--- begin Dataset extract ---

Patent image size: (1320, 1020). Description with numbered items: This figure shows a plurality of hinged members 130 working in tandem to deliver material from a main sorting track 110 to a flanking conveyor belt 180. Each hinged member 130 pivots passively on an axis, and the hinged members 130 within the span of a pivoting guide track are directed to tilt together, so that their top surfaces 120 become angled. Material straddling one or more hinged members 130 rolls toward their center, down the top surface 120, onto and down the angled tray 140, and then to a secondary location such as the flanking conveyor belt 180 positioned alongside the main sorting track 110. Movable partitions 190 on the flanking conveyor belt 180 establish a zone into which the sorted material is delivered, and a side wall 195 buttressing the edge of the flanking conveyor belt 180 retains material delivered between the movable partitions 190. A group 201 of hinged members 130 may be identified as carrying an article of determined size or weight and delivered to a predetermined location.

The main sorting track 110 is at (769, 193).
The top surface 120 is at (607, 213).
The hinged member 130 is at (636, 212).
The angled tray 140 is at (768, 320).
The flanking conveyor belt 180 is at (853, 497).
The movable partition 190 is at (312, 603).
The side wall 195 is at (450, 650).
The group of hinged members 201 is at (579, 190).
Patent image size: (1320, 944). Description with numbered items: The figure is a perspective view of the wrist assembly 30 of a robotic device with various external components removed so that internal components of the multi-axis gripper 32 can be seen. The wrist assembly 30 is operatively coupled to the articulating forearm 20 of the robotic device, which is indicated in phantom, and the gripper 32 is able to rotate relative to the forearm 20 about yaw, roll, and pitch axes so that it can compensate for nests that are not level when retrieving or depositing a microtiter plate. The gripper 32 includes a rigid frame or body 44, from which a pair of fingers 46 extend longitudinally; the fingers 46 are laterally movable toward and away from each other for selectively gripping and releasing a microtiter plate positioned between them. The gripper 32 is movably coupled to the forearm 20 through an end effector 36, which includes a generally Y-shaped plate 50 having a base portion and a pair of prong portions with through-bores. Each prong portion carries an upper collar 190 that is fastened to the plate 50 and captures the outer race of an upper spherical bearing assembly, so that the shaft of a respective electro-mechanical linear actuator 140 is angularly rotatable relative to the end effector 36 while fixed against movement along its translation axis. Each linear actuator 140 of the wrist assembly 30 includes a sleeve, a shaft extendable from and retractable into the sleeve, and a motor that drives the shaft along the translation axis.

--- end Dataset extract ---

# To do
Output the lines from the start of the listing up to and including the line containing "The group of" as a numbered list, leaving out blank lines.

# Exercise answer
1. Patent image size: (1320, 1020). Description with numbered items: This figure shows a plurality of hinged members 130 working in tandem to deliver material from a main sorting track 110 to a flanking conveyor belt 180. Each hinged member 130 pivots passively on an axis, and the hinged members 130 within the span of a pivoting guide track are directed to tilt together, so that their top surfaces 120 become angled. Material straddling one or more hinged members 130 rolls toward their center, down the top surface 120, onto and down the angled tray 140, and then to a secondary location such as the flanking conveyor belt 180 positioned alongside the main sorting track 110. Movable partitions 190 on the flanking conveyor belt 180 establish a zone into which the sorted material is delivered, and a side wall 195 buttressing the edge of the flanking conveyor belt 180 retains material delivered between the movable partitions 190. A group 201 of hinged members 130 may be identified as carrying an article of determined size or weight and delivered to a predetermined location.
2. The main sorting track 110 is at (769, 193).
3. The top surface 120 is at (607, 213).
4. The hinged member 130 is at (636, 212).
5. The angled tray 140 is at (768, 320).
6. The flanking conveyor belt 180 is at (853, 497).
7. The movable partition 190 is at (312, 603).
8. The side wall 195 is at (450, 650).
9. The group of hinged members 201 is at (579, 190).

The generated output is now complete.